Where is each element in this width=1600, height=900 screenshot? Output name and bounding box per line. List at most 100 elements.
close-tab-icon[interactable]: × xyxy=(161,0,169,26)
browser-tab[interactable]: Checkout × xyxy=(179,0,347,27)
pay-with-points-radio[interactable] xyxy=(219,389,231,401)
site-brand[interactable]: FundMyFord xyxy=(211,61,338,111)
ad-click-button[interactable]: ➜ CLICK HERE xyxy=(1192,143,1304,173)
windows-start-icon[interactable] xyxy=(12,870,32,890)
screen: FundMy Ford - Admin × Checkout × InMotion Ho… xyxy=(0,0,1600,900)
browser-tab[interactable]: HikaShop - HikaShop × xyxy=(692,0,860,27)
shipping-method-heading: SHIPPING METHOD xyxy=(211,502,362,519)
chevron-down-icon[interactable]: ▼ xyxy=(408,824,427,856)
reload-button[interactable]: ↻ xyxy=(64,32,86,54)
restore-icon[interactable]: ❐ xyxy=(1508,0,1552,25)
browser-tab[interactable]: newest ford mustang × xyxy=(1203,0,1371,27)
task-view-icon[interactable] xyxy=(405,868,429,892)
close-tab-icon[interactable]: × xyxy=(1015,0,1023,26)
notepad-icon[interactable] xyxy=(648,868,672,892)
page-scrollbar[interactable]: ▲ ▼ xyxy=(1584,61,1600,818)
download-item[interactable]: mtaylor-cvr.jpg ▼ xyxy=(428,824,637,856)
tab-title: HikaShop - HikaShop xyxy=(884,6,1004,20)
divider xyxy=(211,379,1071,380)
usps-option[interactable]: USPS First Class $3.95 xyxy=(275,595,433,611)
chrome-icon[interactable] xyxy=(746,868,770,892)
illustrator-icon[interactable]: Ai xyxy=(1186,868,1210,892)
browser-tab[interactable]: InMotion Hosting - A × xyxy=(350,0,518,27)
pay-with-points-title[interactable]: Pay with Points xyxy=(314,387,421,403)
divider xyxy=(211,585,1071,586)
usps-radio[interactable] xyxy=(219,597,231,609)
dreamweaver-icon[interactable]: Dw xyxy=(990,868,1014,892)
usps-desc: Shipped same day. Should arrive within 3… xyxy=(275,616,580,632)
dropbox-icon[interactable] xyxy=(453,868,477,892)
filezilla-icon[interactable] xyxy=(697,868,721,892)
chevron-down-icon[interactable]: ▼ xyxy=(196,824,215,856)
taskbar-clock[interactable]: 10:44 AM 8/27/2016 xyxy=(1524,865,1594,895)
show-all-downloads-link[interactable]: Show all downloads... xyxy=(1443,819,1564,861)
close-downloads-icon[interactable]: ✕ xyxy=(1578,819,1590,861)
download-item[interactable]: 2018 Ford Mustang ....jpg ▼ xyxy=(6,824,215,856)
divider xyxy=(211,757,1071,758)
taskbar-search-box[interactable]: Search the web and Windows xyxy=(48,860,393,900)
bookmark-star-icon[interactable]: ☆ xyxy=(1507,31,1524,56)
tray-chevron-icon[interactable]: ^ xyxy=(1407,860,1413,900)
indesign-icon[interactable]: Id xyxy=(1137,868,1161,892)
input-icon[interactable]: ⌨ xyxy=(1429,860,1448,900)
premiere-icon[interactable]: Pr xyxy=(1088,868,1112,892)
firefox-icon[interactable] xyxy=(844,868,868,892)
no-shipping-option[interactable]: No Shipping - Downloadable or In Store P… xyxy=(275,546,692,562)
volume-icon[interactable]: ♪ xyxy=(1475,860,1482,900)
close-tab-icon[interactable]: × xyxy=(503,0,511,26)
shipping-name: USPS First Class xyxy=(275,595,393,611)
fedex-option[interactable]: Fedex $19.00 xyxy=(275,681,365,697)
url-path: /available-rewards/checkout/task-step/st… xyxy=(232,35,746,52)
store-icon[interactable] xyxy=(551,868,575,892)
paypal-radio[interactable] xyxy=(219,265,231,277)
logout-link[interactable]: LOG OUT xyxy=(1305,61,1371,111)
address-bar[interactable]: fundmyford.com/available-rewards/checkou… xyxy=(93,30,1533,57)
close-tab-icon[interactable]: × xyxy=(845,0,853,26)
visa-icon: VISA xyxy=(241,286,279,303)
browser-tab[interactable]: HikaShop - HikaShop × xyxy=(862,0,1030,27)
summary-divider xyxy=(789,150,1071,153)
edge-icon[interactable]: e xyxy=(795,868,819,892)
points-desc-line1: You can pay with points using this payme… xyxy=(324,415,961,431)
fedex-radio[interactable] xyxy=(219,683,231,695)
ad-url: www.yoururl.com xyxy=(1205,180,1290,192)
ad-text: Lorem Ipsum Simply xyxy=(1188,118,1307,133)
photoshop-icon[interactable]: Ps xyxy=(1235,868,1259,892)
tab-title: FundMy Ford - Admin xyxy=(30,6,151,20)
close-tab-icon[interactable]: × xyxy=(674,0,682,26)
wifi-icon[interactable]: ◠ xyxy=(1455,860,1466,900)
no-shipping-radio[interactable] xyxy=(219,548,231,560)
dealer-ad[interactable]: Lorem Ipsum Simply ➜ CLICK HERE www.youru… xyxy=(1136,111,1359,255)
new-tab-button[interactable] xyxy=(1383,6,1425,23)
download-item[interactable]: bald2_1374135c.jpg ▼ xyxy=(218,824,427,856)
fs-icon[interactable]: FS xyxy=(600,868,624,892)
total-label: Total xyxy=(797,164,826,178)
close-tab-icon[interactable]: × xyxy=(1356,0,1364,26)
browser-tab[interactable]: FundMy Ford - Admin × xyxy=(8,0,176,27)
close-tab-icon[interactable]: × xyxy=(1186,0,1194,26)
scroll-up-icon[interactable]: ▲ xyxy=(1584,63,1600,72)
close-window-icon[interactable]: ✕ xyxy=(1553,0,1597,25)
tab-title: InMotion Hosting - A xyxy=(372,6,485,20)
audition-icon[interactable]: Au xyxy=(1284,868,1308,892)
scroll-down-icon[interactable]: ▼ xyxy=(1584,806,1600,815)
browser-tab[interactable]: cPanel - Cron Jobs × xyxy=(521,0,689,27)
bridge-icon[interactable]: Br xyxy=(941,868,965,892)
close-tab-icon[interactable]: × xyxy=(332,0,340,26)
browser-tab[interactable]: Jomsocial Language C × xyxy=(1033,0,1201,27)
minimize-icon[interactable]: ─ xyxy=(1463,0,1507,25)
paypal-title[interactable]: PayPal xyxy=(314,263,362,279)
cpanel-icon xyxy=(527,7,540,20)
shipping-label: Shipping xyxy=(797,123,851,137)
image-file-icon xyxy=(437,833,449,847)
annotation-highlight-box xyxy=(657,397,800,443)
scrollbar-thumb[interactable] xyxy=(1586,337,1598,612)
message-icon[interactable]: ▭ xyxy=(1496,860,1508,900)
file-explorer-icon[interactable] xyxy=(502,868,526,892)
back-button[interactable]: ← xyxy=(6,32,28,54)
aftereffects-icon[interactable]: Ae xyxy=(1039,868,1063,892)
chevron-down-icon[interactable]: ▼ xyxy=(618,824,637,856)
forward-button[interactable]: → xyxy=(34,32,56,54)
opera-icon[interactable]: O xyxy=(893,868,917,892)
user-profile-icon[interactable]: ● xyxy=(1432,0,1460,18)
:::::
Please express the records above as a JSON list of strings, one string per line and blank lines omitted, running from the first line through the line containing "browser-tab[interactable]: InMotion Hosting", inclusive.

Exercise answer:
[
  "Where is each element in this width=1600, height=900 screenshot? Output name and bounding box per line. List at most 100 elements.",
  "close-tab-icon[interactable]: × xyxy=(161,0,169,26)",
  "browser-tab[interactable]: Checkout × xyxy=(179,0,347,27)",
  "pay-with-points-radio[interactable] xyxy=(219,389,231,401)",
  "site-brand[interactable]: FundMyFord xyxy=(211,61,338,111)",
  "ad-click-button[interactable]: ➜ CLICK HERE xyxy=(1192,143,1304,173)",
  "windows-start-icon[interactable] xyxy=(12,870,32,890)",
  "screen: FundMy Ford - Admin × Checkout × InMotion Ho… xyxy=(0,0,1600,900)",
  "browser-tab[interactable]: HikaShop - HikaShop × xyxy=(692,0,860,27)",
  "shipping-method-heading: SHIPPING METHOD xyxy=(211,502,362,519)",
  "chevron-down-icon[interactable]: ▼ xyxy=(408,824,427,856)",
  "reload-button[interactable]: ↻ xyxy=(64,32,86,54)",
  "restore-icon[interactable]: ❐ xyxy=(1508,0,1552,25)",
  "browser-tab[interactable]: newest ford mustang × xyxy=(1203,0,1371,27)",
  "task-view-icon[interactable] xyxy=(405,868,429,892)",
  "close-tab-icon[interactable]: × xyxy=(1015,0,1023,26)",
  "notepad-icon[interactable] xyxy=(648,868,672,892)",
  "page-scrollbar[interactable]: ▲ ▼ xyxy=(1584,61,1600,818)",
  "download-item[interactable]: mtaylor-cvr.jpg ▼ xyxy=(428,824,637,856)",
  "tab-title: HikaShop - HikaShop xyxy=(884,6,1004,20)",
  "divider xyxy=(211,379,1071,380)",
  "usps-option[interactable]: USPS First Class $3.95 xyxy=(275,595,433,611)",
  "chrome-icon[interactable] xyxy=(746,868,770,892)",
  "illustrator-icon[interactable]: Ai xyxy=(1186,868,1210,892)",
  "browser-tab[interactable]: InMotion Hosting - A × xyxy=(350,0,518,27)"
]